▼

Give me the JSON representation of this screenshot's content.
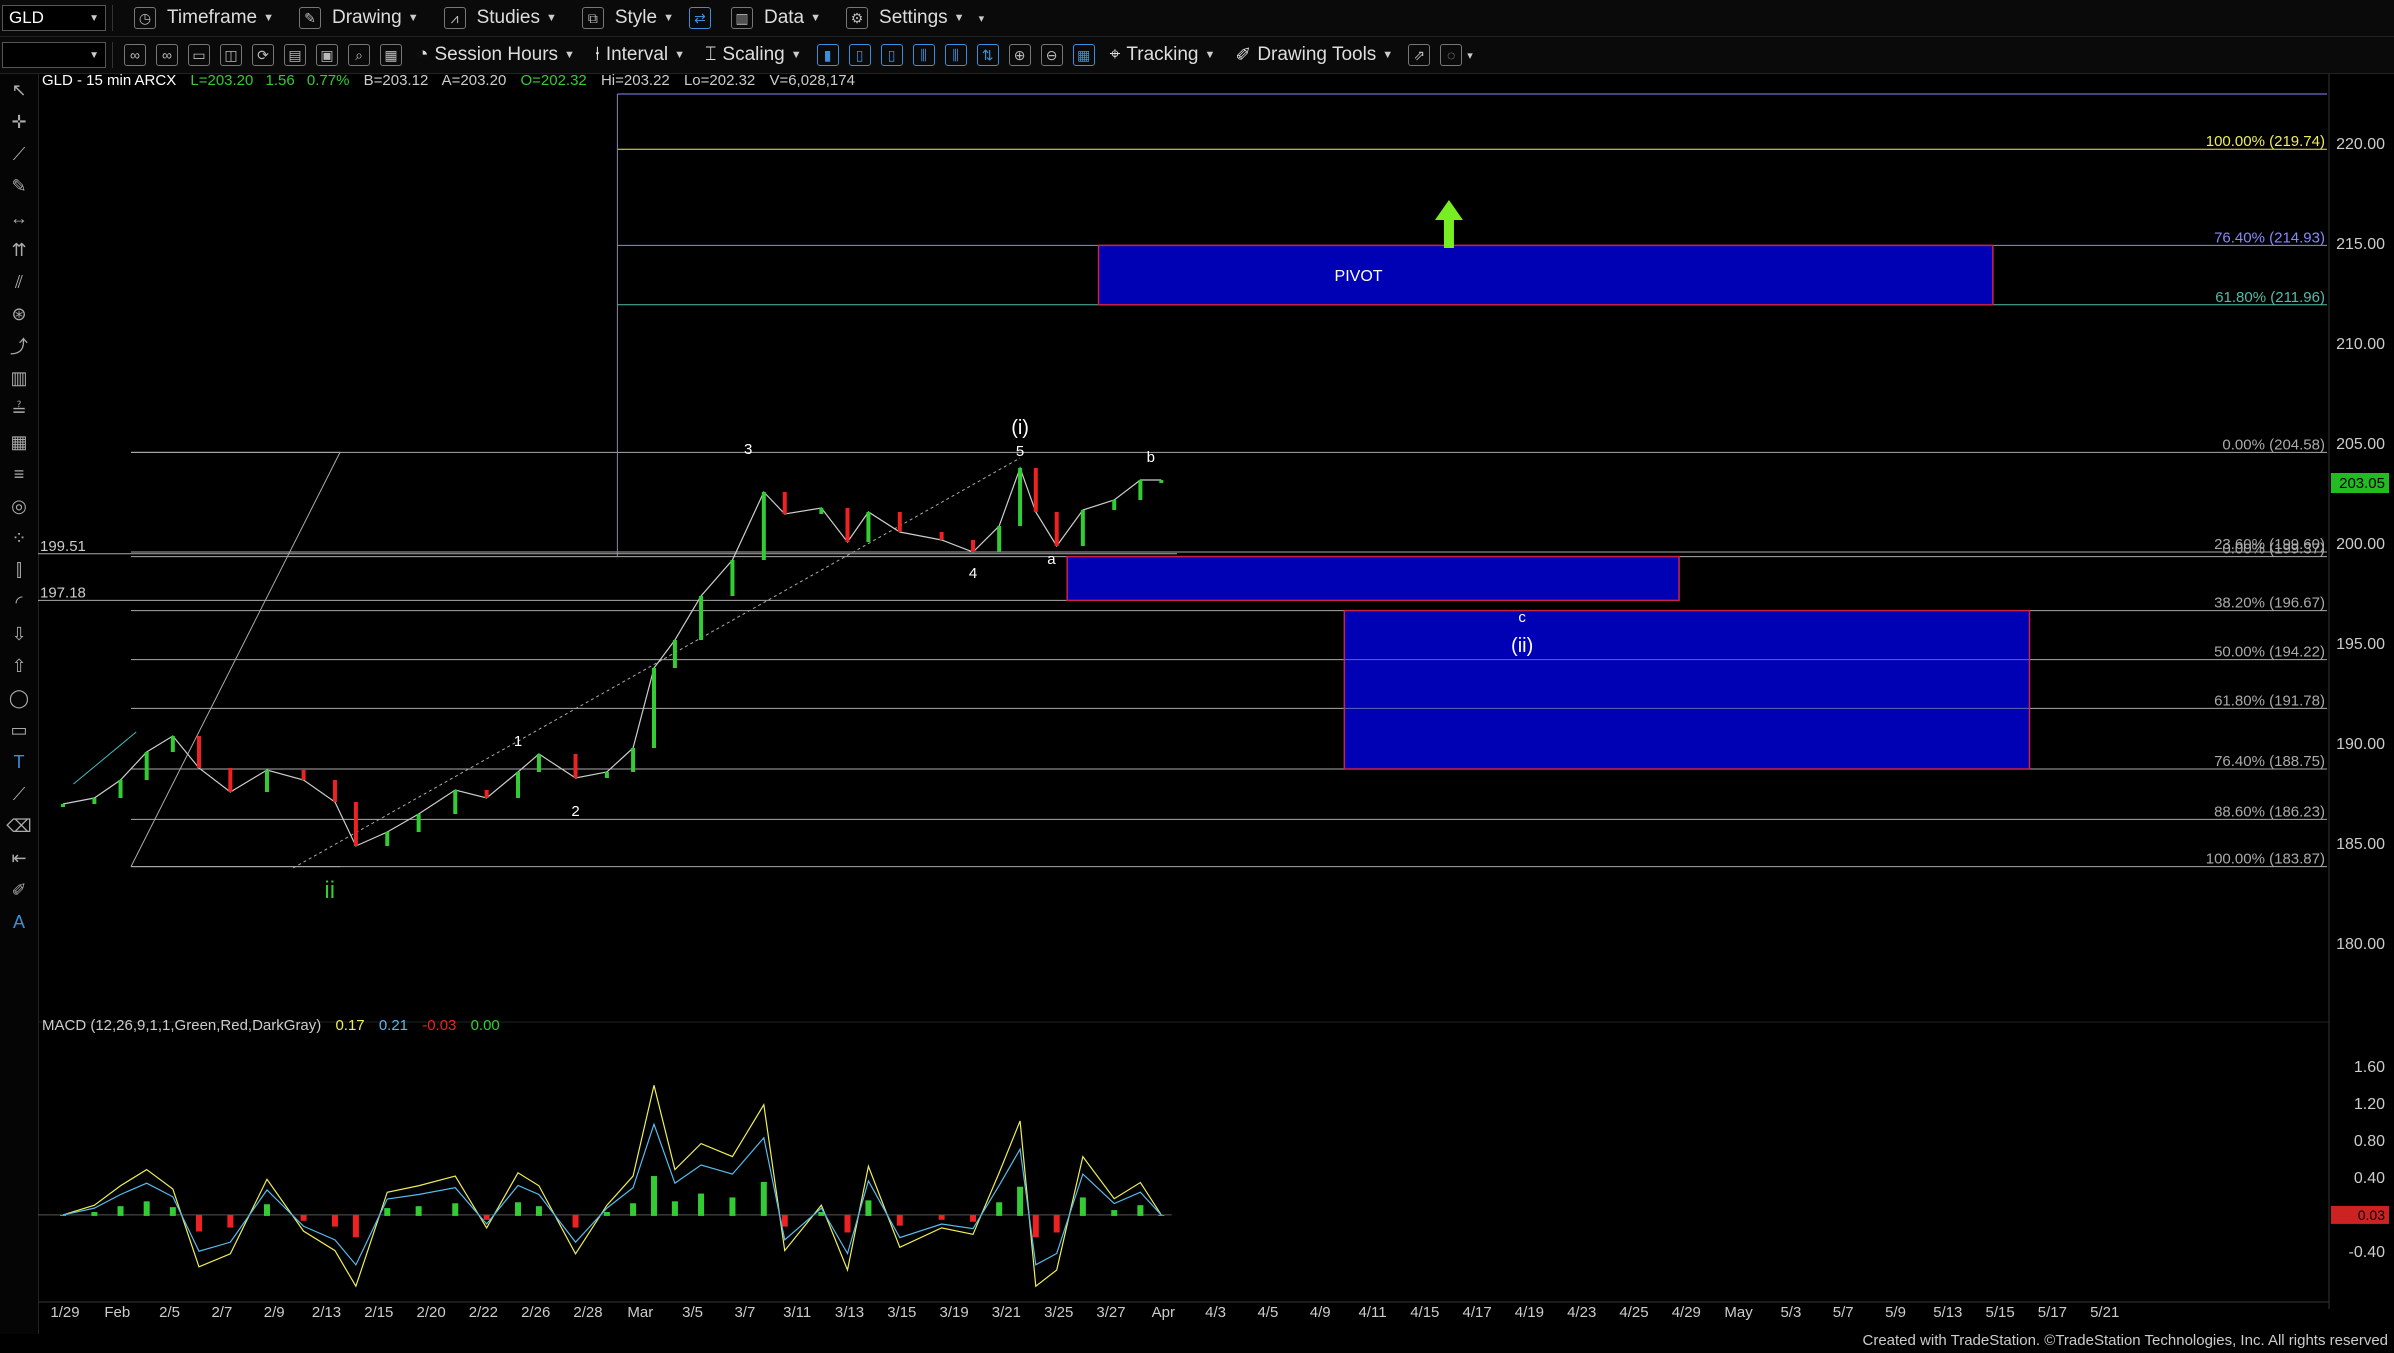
{
  "toolbar1": {
    "symbol": "GLD",
    "items": [
      "Timeframe",
      "Drawing",
      "Studies",
      "Style",
      "Data",
      "Settings"
    ]
  },
  "toolbar2": {
    "items": [
      "Session Hours",
      "Interval",
      "Scaling",
      "Tracking",
      "Drawing Tools"
    ]
  },
  "header": {
    "symbol_line": "GLD - 15 min  ARCX",
    "last": "L=203.20",
    "change": "1.56",
    "change_pct": "0.77%",
    "bid": "B=203.12",
    "ask": "A=203.20",
    "open": "O=202.32",
    "high": "Hi=203.22",
    "low": "Lo=202.32",
    "volume": "V=6,028,174"
  },
  "macd_header": {
    "label": "MACD (12,26,9,1,1,Green,Red,DarkGray)",
    "v1": "0.17",
    "v2": "0.21",
    "v3": "-0.03",
    "v4": "0.00"
  },
  "footer": "Created with TradeStation. ©TradeStation Technologies, Inc. All rights reserved",
  "colors": {
    "up": "#33cc33",
    "down": "#ee2222",
    "accent": "#3b8fd9",
    "box": "#0000b4"
  },
  "chart_data": {
    "type": "line",
    "title": "GLD - 15 min",
    "x_ticks": [
      "1/29",
      "Feb",
      "2/5",
      "2/7",
      "2/9",
      "2/13",
      "2/15",
      "2/20",
      "2/22",
      "2/26",
      "2/28",
      "Mar",
      "3/5",
      "3/7",
      "3/11",
      "3/13",
      "3/15",
      "3/19",
      "3/21",
      "3/25",
      "3/27",
      "Apr",
      "4/3",
      "4/5",
      "4/9",
      "4/11",
      "4/15",
      "4/17",
      "4/19",
      "4/23",
      "4/25",
      "4/29",
      "May",
      "5/3",
      "5/7",
      "5/9",
      "5/13",
      "5/15",
      "5/17",
      "5/21"
    ],
    "y_ticks": [
      220.0,
      215.0,
      210.0,
      205.0,
      200.0,
      195.0,
      190.0,
      185.0,
      180.0
    ],
    "ylim": [
      176.5,
      223.5
    ],
    "macd_ticks": [
      1.6,
      1.2,
      0.8,
      0.4,
      0.0,
      -0.4
    ],
    "macd_ylim": [
      -0.8,
      1.9
    ],
    "last_price_label": "203.05",
    "macd_last_label": "0.03",
    "price_series": [
      {
        "x": 0,
        "y": 187.0
      },
      {
        "x": 0.6,
        "y": 187.3
      },
      {
        "x": 1.1,
        "y": 188.2
      },
      {
        "x": 1.6,
        "y": 189.6
      },
      {
        "x": 2.1,
        "y": 190.4
      },
      {
        "x": 2.6,
        "y": 188.8
      },
      {
        "x": 3.2,
        "y": 187.6
      },
      {
        "x": 3.9,
        "y": 188.7
      },
      {
        "x": 4.6,
        "y": 188.2
      },
      {
        "x": 5.2,
        "y": 187.1
      },
      {
        "x": 5.6,
        "y": 184.9
      },
      {
        "x": 6.2,
        "y": 185.6
      },
      {
        "x": 6.8,
        "y": 186.5
      },
      {
        "x": 7.5,
        "y": 187.7
      },
      {
        "x": 8.1,
        "y": 187.3
      },
      {
        "x": 8.7,
        "y": 188.6
      },
      {
        "x": 9.1,
        "y": 189.5
      },
      {
        "x": 9.8,
        "y": 188.3
      },
      {
        "x": 10.4,
        "y": 188.6
      },
      {
        "x": 10.9,
        "y": 189.8
      },
      {
        "x": 11.3,
        "y": 193.8
      },
      {
        "x": 11.7,
        "y": 195.2
      },
      {
        "x": 12.2,
        "y": 197.4
      },
      {
        "x": 12.8,
        "y": 199.2
      },
      {
        "x": 13.4,
        "y": 202.6
      },
      {
        "x": 13.8,
        "y": 201.5
      },
      {
        "x": 14.5,
        "y": 201.8
      },
      {
        "x": 15.0,
        "y": 200.1
      },
      {
        "x": 15.4,
        "y": 201.6
      },
      {
        "x": 16.0,
        "y": 200.6
      },
      {
        "x": 16.8,
        "y": 200.2
      },
      {
        "x": 17.4,
        "y": 199.6
      },
      {
        "x": 17.9,
        "y": 200.9
      },
      {
        "x": 18.3,
        "y": 203.8
      },
      {
        "x": 18.6,
        "y": 201.6
      },
      {
        "x": 19.0,
        "y": 199.9
      },
      {
        "x": 19.5,
        "y": 201.7
      },
      {
        "x": 20.1,
        "y": 202.2
      },
      {
        "x": 20.6,
        "y": 203.2
      },
      {
        "x": 21.0,
        "y": 203.2
      }
    ],
    "fib_levels": [
      {
        "label": "100.00% (219.74)",
        "value": 219.74,
        "color": "#eeee55"
      },
      {
        "label": "76.40% (214.93)",
        "value": 214.93,
        "color": "#8888ff"
      },
      {
        "label": "61.80% (211.96)",
        "value": 211.96,
        "color": "#55bbaa"
      },
      {
        "label": "0.00% (204.58)",
        "value": 204.58,
        "color": "#aaaaaa"
      },
      {
        "label": "23.60% (199.60)",
        "value": 199.6,
        "color": "#aaaaaa"
      },
      {
        "label": "0.00% (199.37)",
        "value": 199.37,
        "color": "#aaaaaa"
      },
      {
        "label": "38.20% (196.67)",
        "value": 196.67,
        "color": "#aaaaaa"
      },
      {
        "label": "50.00% (194.22)",
        "value": 194.22,
        "color": "#aaaaaa"
      },
      {
        "label": "61.80% (191.78)",
        "value": 191.78,
        "color": "#aaaaaa"
      },
      {
        "label": "76.40% (188.75)",
        "value": 188.75,
        "color": "#aaaaaa"
      },
      {
        "label": "88.60% (186.23)",
        "value": 186.23,
        "color": "#aaaaaa"
      },
      {
        "label": "100.00% (183.87)",
        "value": 183.87,
        "color": "#aaaaaa"
      }
    ],
    "left_levels": [
      {
        "label": "199.51",
        "value": 199.51
      },
      {
        "label": "197.18",
        "value": 197.18
      }
    ],
    "zones": [
      {
        "label": "PIVOT",
        "x0": 19.8,
        "x1": 36.9,
        "y0": 211.96,
        "y1": 214.93
      },
      {
        "label": "",
        "x0": 19.2,
        "x1": 30.9,
        "y0": 197.18,
        "y1": 199.37
      },
      {
        "label": "",
        "x0": 24.5,
        "x1": 37.6,
        "y0": 188.75,
        "y1": 196.67
      }
    ],
    "annotations": [
      {
        "text": "3",
        "x": 13.1,
        "y": 204.5,
        "color": "#ffffff",
        "size": 15
      },
      {
        "text": "(i)",
        "x": 18.3,
        "y": 205.5,
        "color": "#ffffff",
        "size": 20
      },
      {
        "text": "5",
        "x": 18.3,
        "y": 204.4,
        "color": "#ffffff",
        "size": 15
      },
      {
        "text": "b",
        "x": 20.8,
        "y": 204.1,
        "color": "#ffffff",
        "size": 15
      },
      {
        "text": "4",
        "x": 17.4,
        "y": 198.3,
        "color": "#ffffff",
        "size": 15
      },
      {
        "text": "a",
        "x": 18.9,
        "y": 199.0,
        "color": "#ffffff",
        "size": 15
      },
      {
        "text": "1",
        "x": 8.7,
        "y": 189.9,
        "color": "#ffffff",
        "size": 15
      },
      {
        "text": "2",
        "x": 9.8,
        "y": 186.4,
        "color": "#ffffff",
        "size": 15
      },
      {
        "text": "ii",
        "x": 5.1,
        "y": 182.3,
        "color": "#33cc33",
        "size": 24
      },
      {
        "text": "c",
        "x": 27.9,
        "y": 196.1,
        "color": "#ffffff",
        "size": 15
      },
      {
        "text": "(ii)",
        "x": 27.9,
        "y": 194.6,
        "color": "#ffffff",
        "size": 20
      }
    ]
  }
}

▲

TASK DETAILS: Copy out the records above in full, exactly as written, but not the pictures.

TASK ANSWER:
Give me the JSON representation of this screenshot's content.
{
  "toolbar1": {
    "symbol": "GLD",
    "items": [
      "Timeframe",
      "Drawing",
      "Studies",
      "Style",
      "Data",
      "Settings"
    ]
  },
  "toolbar2": {
    "items": [
      "Session Hours",
      "Interval",
      "Scaling",
      "Tracking",
      "Drawing Tools"
    ]
  },
  "header": {
    "symbol_line": "GLD - 15 min  ARCX",
    "last": "L=203.20",
    "change": "1.56",
    "change_pct": "0.77%",
    "bid": "B=203.12",
    "ask": "A=203.20",
    "open": "O=202.32",
    "high": "Hi=203.22",
    "low": "Lo=202.32",
    "volume": "V=6,028,174"
  },
  "macd_header": {
    "label": "MACD (12,26,9,1,1,Green,Red,DarkGray)",
    "v1": "0.17",
    "v2": "0.21",
    "v3": "-0.03",
    "v4": "0.00"
  },
  "footer": "Created with TradeStation. ©TradeStation Technologies, Inc. All rights reserved",
  "colors": {
    "up": "#33cc33",
    "down": "#ee2222",
    "accent": "#3b8fd9",
    "box": "#0000b4"
  },
  "chart_data": {
    "type": "line",
    "title": "GLD - 15 min",
    "x_ticks": [
      "1/29",
      "Feb",
      "2/5",
      "2/7",
      "2/9",
      "2/13",
      "2/15",
      "2/20",
      "2/22",
      "2/26",
      "2/28",
      "Mar",
      "3/5",
      "3/7",
      "3/11",
      "3/13",
      "3/15",
      "3/19",
      "3/21",
      "3/25",
      "3/27",
      "Apr",
      "4/3",
      "4/5",
      "4/9",
      "4/11",
      "4/15",
      "4/17",
      "4/19",
      "4/23",
      "4/25",
      "4/29",
      "May",
      "5/3",
      "5/7",
      "5/9",
      "5/13",
      "5/15",
      "5/17",
      "5/21"
    ],
    "y_ticks": [
      220.0,
      215.0,
      210.0,
      205.0,
      200.0,
      195.0,
      190.0,
      185.0,
      180.0
    ],
    "ylim": [
      176.5,
      223.5
    ],
    "macd_ticks": [
      1.6,
      1.2,
      0.8,
      0.4,
      0.0,
      -0.4
    ],
    "macd_ylim": [
      -0.8,
      1.9
    ],
    "last_price_label": "203.05",
    "macd_last_label": "0.03",
    "price_series": [
      {
        "x": 0,
        "y": 187.0
      },
      {
        "x": 0.6,
        "y": 187.3
      },
      {
        "x": 1.1,
        "y": 188.2
      },
      {
        "x": 1.6,
        "y": 189.6
      },
      {
        "x": 2.1,
        "y": 190.4
      },
      {
        "x": 2.6,
        "y": 188.8
      },
      {
        "x": 3.2,
        "y": 187.6
      },
      {
        "x": 3.9,
        "y": 188.7
      },
      {
        "x": 4.6,
        "y": 188.2
      },
      {
        "x": 5.2,
        "y": 187.1
      },
      {
        "x": 5.6,
        "y": 184.9
      },
      {
        "x": 6.2,
        "y": 185.6
      },
      {
        "x": 6.8,
        "y": 186.5
      },
      {
        "x": 7.5,
        "y": 187.7
      },
      {
        "x": 8.1,
        "y": 187.3
      },
      {
        "x": 8.7,
        "y": 188.6
      },
      {
        "x": 9.1,
        "y": 189.5
      },
      {
        "x": 9.8,
        "y": 188.3
      },
      {
        "x": 10.4,
        "y": 188.6
      },
      {
        "x": 10.9,
        "y": 189.8
      },
      {
        "x": 11.3,
        "y": 193.8
      },
      {
        "x": 11.7,
        "y": 195.2
      },
      {
        "x": 12.2,
        "y": 197.4
      },
      {
        "x": 12.8,
        "y": 199.2
      },
      {
        "x": 13.4,
        "y": 202.6
      },
      {
        "x": 13.8,
        "y": 201.5
      },
      {
        "x": 14.5,
        "y": 201.8
      },
      {
        "x": 15.0,
        "y": 200.1
      },
      {
        "x": 15.4,
        "y": 201.6
      },
      {
        "x": 16.0,
        "y": 200.6
      },
      {
        "x": 16.8,
        "y": 200.2
      },
      {
        "x": 17.4,
        "y": 199.6
      },
      {
        "x": 17.9,
        "y": 200.9
      },
      {
        "x": 18.3,
        "y": 203.8
      },
      {
        "x": 18.6,
        "y": 201.6
      },
      {
        "x": 19.0,
        "y": 199.9
      },
      {
        "x": 19.5,
        "y": 201.7
      },
      {
        "x": 20.1,
        "y": 202.2
      },
      {
        "x": 20.6,
        "y": 203.2
      },
      {
        "x": 21.0,
        "y": 203.2
      }
    ],
    "fib_levels": [
      {
        "label": "100.00% (219.74)",
        "value": 219.74,
        "color": "#eeee55"
      },
      {
        "label": "76.40% (214.93)",
        "value": 214.93,
        "color": "#8888ff"
      },
      {
        "label": "61.80% (211.96)",
        "value": 211.96,
        "color": "#55bbaa"
      },
      {
        "label": "0.00% (204.58)",
        "value": 204.58,
        "color": "#aaaaaa"
      },
      {
        "label": "23.60% (199.60)",
        "value": 199.6,
        "color": "#aaaaaa"
      },
      {
        "label": "0.00% (199.37)",
        "value": 199.37,
        "color": "#aaaaaa"
      },
      {
        "label": "38.20% (196.67)",
        "value": 196.67,
        "color": "#aaaaaa"
      },
      {
        "label": "50.00% (194.22)",
        "value": 194.22,
        "color": "#aaaaaa"
      },
      {
        "label": "61.80% (191.78)",
        "value": 191.78,
        "color": "#aaaaaa"
      },
      {
        "label": "76.40% (188.75)",
        "value": 188.75,
        "color": "#aaaaaa"
      },
      {
        "label": "88.60% (186.23)",
        "value": 186.23,
        "color": "#aaaaaa"
      },
      {
        "label": "100.00% (183.87)",
        "value": 183.87,
        "color": "#aaaaaa"
      }
    ],
    "left_levels": [
      {
        "label": "199.51",
        "value": 199.51
      },
      {
        "label": "197.18",
        "value": 197.18
      }
    ],
    "zones": [
      {
        "label": "PIVOT",
        "x0": 19.8,
        "x1": 36.9,
        "y0": 211.96,
        "y1": 214.93
      },
      {
        "label": "",
        "x0": 19.2,
        "x1": 30.9,
        "y0": 197.18,
        "y1": 199.37
      },
      {
        "label": "",
        "x0": 24.5,
        "x1": 37.6,
        "y0": 188.75,
        "y1": 196.67
      }
    ],
    "annotations": [
      {
        "text": "3",
        "x": 13.1,
        "y": 204.5,
        "color": "#ffffff",
        "size": 15
      },
      {
        "text": "(i)",
        "x": 18.3,
        "y": 205.5,
        "color": "#ffffff",
        "size": 20
      },
      {
        "text": "5",
        "x": 18.3,
        "y": 204.4,
        "color": "#ffffff",
        "size": 15
      },
      {
        "text": "b",
        "x": 20.8,
        "y": 204.1,
        "color": "#ffffff",
        "size": 15
      },
      {
        "text": "4",
        "x": 17.4,
        "y": 198.3,
        "color": "#ffffff",
        "size": 15
      },
      {
        "text": "a",
        "x": 18.9,
        "y": 199.0,
        "color": "#ffffff",
        "size": 15
      },
      {
        "text": "1",
        "x": 8.7,
        "y": 189.9,
        "color": "#ffffff",
        "size": 15
      },
      {
        "text": "2",
        "x": 9.8,
        "y": 186.4,
        "color": "#ffffff",
        "size": 15
      },
      {
        "text": "ii",
        "x": 5.1,
        "y": 182.3,
        "color": "#33cc33",
        "size": 24
      },
      {
        "text": "c",
        "x": 27.9,
        "y": 196.1,
        "color": "#ffffff",
        "size": 15
      },
      {
        "text": "(ii)",
        "x": 27.9,
        "y": 194.6,
        "color": "#ffffff",
        "size": 20
      }
    ]
  }
}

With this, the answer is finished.